(Your instructions) Go through the entries below and write each one out exactly.

(Available data)

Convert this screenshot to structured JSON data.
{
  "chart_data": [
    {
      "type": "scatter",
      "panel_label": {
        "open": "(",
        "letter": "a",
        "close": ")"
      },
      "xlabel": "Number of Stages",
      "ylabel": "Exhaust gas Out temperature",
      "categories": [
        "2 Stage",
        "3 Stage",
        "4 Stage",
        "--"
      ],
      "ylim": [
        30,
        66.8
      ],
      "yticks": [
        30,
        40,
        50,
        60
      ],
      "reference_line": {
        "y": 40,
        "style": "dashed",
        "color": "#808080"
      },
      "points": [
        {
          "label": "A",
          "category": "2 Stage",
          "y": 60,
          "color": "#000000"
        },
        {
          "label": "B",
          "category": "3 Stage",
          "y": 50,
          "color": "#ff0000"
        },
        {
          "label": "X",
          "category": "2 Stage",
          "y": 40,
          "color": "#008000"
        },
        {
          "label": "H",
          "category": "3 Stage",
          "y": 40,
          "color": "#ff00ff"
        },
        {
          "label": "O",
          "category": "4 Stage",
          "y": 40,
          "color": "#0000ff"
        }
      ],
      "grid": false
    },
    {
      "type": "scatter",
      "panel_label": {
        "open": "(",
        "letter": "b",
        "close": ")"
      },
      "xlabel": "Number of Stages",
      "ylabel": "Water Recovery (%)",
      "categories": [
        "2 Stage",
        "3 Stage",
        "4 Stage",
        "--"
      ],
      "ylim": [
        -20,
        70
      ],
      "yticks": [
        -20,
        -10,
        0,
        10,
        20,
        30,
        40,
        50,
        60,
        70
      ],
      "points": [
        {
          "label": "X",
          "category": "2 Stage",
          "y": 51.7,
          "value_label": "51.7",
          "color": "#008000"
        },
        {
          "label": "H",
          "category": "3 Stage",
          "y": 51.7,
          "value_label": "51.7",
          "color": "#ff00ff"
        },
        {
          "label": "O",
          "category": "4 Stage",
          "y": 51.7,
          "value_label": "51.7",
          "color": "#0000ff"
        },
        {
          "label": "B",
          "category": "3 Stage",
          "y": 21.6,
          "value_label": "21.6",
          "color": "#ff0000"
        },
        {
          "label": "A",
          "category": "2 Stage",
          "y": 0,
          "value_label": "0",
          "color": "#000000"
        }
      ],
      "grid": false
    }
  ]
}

(Answer for the task)
Convert this screenshot to structured JSON data.
{
  "chart_data": [
    {
      "type": "scatter",
      "panel_label": {
        "open": "(",
        "letter": "a",
        "close": ")"
      },
      "xlabel": "Number of Stages",
      "ylabel": "Exhaust gas Out temperature",
      "categories": [
        "2 Stage",
        "3 Stage",
        "4 Stage",
        "--"
      ],
      "ylim": [
        30,
        66.8
      ],
      "yticks": [
        30,
        40,
        50,
        60
      ],
      "reference_line": {
        "y": 40,
        "style": "dashed",
        "color": "#808080"
      },
      "points": [
        {
          "label": "A",
          "category": "2 Stage",
          "y": 60,
          "color": "#000000"
        },
        {
          "label": "B",
          "category": "3 Stage",
          "y": 50,
          "color": "#ff0000"
        },
        {
          "label": "X",
          "category": "2 Stage",
          "y": 40,
          "color": "#008000"
        },
        {
          "label": "H",
          "category": "3 Stage",
          "y": 40,
          "color": "#ff00ff"
        },
        {
          "label": "O",
          "category": "4 Stage",
          "y": 40,
          "color": "#0000ff"
        }
      ],
      "grid": false
    },
    {
      "type": "scatter",
      "panel_label": {
        "open": "(",
        "letter": "b",
        "close": ")"
      },
      "xlabel": "Number of Stages",
      "ylabel": "Water Recovery (%)",
      "categories": [
        "2 Stage",
        "3 Stage",
        "4 Stage",
        "--"
      ],
      "ylim": [
        -20,
        70
      ],
      "yticks": [
        -20,
        -10,
        0,
        10,
        20,
        30,
        40,
        50,
        60,
        70
      ],
      "points": [
        {
          "label": "X",
          "category": "2 Stage",
          "y": 51.7,
          "value_label": "51.7",
          "color": "#008000"
        },
        {
          "label": "H",
          "category": "3 Stage",
          "y": 51.7,
          "value_label": "51.7",
          "color": "#ff00ff"
        },
        {
          "label": "O",
          "category": "4 Stage",
          "y": 51.7,
          "value_label": "51.7",
          "color": "#0000ff"
        },
        {
          "label": "B",
          "category": "3 Stage",
          "y": 21.6,
          "value_label": "21.6",
          "color": "#ff0000"
        },
        {
          "label": "A",
          "category": "2 Stage",
          "y": 0,
          "value_label": "0",
          "color": "#000000"
        }
      ],
      "grid": false
    }
  ]
}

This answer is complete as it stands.